-------- Record set

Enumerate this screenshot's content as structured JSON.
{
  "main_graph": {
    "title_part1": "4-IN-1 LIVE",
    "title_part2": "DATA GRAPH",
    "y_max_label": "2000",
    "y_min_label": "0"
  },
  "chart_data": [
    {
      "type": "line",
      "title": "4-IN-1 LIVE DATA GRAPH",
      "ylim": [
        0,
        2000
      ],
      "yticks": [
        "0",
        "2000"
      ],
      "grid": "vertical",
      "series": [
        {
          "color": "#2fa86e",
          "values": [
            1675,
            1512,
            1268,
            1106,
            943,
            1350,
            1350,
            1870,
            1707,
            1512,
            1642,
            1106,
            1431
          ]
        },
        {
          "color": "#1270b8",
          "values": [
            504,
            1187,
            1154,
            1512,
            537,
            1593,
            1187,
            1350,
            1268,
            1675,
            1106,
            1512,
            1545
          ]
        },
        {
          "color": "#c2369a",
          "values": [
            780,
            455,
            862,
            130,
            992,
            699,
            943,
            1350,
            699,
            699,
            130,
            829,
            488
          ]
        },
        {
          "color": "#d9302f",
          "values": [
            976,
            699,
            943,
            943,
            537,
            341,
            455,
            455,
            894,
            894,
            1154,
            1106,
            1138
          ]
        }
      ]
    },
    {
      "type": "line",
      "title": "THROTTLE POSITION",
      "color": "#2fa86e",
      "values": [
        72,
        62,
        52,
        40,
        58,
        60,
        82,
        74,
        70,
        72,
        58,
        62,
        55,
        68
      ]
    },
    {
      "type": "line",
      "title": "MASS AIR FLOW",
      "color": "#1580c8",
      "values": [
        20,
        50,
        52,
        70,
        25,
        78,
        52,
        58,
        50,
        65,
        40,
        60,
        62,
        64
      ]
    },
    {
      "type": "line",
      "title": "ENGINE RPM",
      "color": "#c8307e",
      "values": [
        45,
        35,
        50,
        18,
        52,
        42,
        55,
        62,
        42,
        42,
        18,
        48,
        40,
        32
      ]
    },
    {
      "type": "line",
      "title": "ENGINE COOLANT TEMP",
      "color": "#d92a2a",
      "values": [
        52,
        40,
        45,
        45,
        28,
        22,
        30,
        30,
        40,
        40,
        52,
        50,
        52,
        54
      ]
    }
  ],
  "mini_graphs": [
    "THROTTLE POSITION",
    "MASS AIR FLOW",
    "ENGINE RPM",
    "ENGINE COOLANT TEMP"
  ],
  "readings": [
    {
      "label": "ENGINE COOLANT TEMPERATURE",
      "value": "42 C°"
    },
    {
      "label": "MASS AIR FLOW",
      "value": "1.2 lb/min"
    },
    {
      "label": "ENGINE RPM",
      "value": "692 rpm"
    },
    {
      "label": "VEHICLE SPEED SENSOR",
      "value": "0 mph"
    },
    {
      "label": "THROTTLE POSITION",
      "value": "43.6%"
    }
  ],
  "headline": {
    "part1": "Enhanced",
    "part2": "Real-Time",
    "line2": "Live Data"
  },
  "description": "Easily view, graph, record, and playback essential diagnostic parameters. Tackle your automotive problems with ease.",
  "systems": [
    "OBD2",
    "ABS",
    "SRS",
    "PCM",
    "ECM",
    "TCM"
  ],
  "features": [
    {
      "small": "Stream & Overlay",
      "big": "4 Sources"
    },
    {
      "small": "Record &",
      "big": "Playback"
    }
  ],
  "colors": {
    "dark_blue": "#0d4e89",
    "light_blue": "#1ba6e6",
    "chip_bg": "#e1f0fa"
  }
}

----------------

Work required -> Set down every record above exactly as given.

Finished exercise ->
Enumerate this screenshot's content as structured JSON.
{
  "main_graph": {
    "title_part1": "4-IN-1 LIVE",
    "title_part2": "DATA GRAPH",
    "y_max_label": "2000",
    "y_min_label": "0"
  },
  "chart_data": [
    {
      "type": "line",
      "title": "4-IN-1 LIVE DATA GRAPH",
      "ylim": [
        0,
        2000
      ],
      "yticks": [
        "0",
        "2000"
      ],
      "grid": "vertical",
      "series": [
        {
          "color": "#2fa86e",
          "values": [
            1675,
            1512,
            1268,
            1106,
            943,
            1350,
            1350,
            1870,
            1707,
            1512,
            1642,
            1106,
            1431
          ]
        },
        {
          "color": "#1270b8",
          "values": [
            504,
            1187,
            1154,
            1512,
            537,
            1593,
            1187,
            1350,
            1268,
            1675,
            1106,
            1512,
            1545
          ]
        },
        {
          "color": "#c2369a",
          "values": [
            780,
            455,
            862,
            130,
            992,
            699,
            943,
            1350,
            699,
            699,
            130,
            829,
            488
          ]
        },
        {
          "color": "#d9302f",
          "values": [
            976,
            699,
            943,
            943,
            537,
            341,
            455,
            455,
            894,
            894,
            1154,
            1106,
            1138
          ]
        }
      ]
    },
    {
      "type": "line",
      "title": "THROTTLE POSITION",
      "color": "#2fa86e",
      "values": [
        72,
        62,
        52,
        40,
        58,
        60,
        82,
        74,
        70,
        72,
        58,
        62,
        55,
        68
      ]
    },
    {
      "type": "line",
      "title": "MASS AIR FLOW",
      "color": "#1580c8",
      "values": [
        20,
        50,
        52,
        70,
        25,
        78,
        52,
        58,
        50,
        65,
        40,
        60,
        62,
        64
      ]
    },
    {
      "type": "line",
      "title": "ENGINE RPM",
      "color": "#c8307e",
      "values": [
        45,
        35,
        50,
        18,
        52,
        42,
        55,
        62,
        42,
        42,
        18,
        48,
        40,
        32
      ]
    },
    {
      "type": "line",
      "title": "ENGINE COOLANT TEMP",
      "color": "#d92a2a",
      "values": [
        52,
        40,
        45,
        45,
        28,
        22,
        30,
        30,
        40,
        40,
        52,
        50,
        52,
        54
      ]
    }
  ],
  "mini_graphs": [
    "THROTTLE POSITION",
    "MASS AIR FLOW",
    "ENGINE RPM",
    "ENGINE COOLANT TEMP"
  ],
  "readings": [
    {
      "label": "ENGINE COOLANT TEMPERATURE",
      "value": "42 C°"
    },
    {
      "label": "MASS AIR FLOW",
      "value": "1.2 lb/min"
    },
    {
      "label": "ENGINE RPM",
      "value": "692 rpm"
    },
    {
      "label": "VEHICLE SPEED SENSOR",
      "value": "0 mph"
    },
    {
      "label": "THROTTLE POSITION",
      "value": "43.6%"
    }
  ],
  "headline": {
    "part1": "Enhanced",
    "part2": "Real-Time",
    "line2": "Live Data"
  },
  "description": "Easily view, graph, record, and playback essential diagnostic parameters. Tackle your automotive problems with ease.",
  "systems": [
    "OBD2",
    "ABS",
    "SRS",
    "PCM",
    "ECM",
    "TCM"
  ],
  "features": [
    {
      "small": "Stream & Overlay",
      "big": "4 Sources"
    },
    {
      "small": "Record &",
      "big": "Playback"
    }
  ],
  "colors": {
    "dark_blue": "#0d4e89",
    "light_blue": "#1ba6e6",
    "chip_bg": "#e1f0fa"
  }
}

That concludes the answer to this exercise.